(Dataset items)
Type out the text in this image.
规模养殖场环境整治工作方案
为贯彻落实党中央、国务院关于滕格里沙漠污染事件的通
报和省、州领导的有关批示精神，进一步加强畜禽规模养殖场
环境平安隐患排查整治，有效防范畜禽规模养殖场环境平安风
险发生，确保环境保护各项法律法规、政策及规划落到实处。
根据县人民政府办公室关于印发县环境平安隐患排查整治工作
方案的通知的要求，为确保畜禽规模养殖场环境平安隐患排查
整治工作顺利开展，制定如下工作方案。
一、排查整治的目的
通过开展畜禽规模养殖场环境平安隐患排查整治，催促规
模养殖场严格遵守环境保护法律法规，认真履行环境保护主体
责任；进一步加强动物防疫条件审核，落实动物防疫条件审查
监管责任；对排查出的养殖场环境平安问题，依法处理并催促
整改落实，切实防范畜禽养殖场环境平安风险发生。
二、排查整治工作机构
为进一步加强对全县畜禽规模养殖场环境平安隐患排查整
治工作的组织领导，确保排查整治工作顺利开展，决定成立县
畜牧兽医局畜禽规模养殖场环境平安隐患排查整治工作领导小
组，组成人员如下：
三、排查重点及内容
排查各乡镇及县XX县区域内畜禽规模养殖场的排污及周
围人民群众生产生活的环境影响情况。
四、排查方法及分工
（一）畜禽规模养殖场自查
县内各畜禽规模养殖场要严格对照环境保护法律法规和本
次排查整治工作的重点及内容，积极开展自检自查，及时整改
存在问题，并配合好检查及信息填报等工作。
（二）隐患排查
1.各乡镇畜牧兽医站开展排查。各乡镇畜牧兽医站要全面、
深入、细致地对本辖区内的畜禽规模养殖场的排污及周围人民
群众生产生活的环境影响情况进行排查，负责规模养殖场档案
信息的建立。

TASK BRIEF: Send back every record, precisely as written.

TASK ANSWER:
Type out the text in this image.
规模养殖场环境整治工作方案
为贯彻落实党中央、国务院关于滕格里沙漠污染事件的通
报和省、州领导的有关批示精神，进一步加强畜禽规模养殖场
环境平安隐患排查整治，有效防范畜禽规模养殖场环境平安风
险发生，确保环境保护各项法律法规、政策及规划落到实处。
根据县人民政府办公室关于印发县环境平安隐患排查整治工作
方案的通知的要求，为确保畜禽规模养殖场环境平安隐患排查
整治工作顺利开展，制定如下工作方案。
一、排查整治的目的
通过开展畜禽规模养殖场环境平安隐患排查整治，催促规
模养殖场严格遵守环境保护法律法规，认真履行环境保护主体
责任；进一步加强动物防疫条件审核，落实动物防疫条件审查
监管责任；对排查出的养殖场环境平安问题，依法处理并催促
整改落实，切实防范畜禽养殖场环境平安风险发生。
二、排查整治工作机构
为进一步加强对全县畜禽规模养殖场环境平安隐患排查整
治工作的组织领导，确保排查整治工作顺利开展，决定成立县
畜牧兽医局畜禽规模养殖场环境平安隐患排查整治工作领导小
组，组成人员如下：
三、排查重点及内容
排查各乡镇及县XX县区域内畜禽规模养殖场的排污及周
围人民群众生产生活的环境影响情况。
四、排查方法及分工
（一）畜禽规模养殖场自查
县内各畜禽规模养殖场要严格对照环境保护法律法规和本
次排查整治工作的重点及内容，积极开展自检自查，及时整改
存在问题，并配合好检查及信息填报等工作。
（二）隐患排查
1.各乡镇畜牧兽医站开展排查。各乡镇畜牧兽医站要全面、
深入、细致地对本辖区内的畜禽规模养殖场的排污及周围人民
群众生产生活的环境影响情况进行排查，负责规模养殖场档案
信息的建立。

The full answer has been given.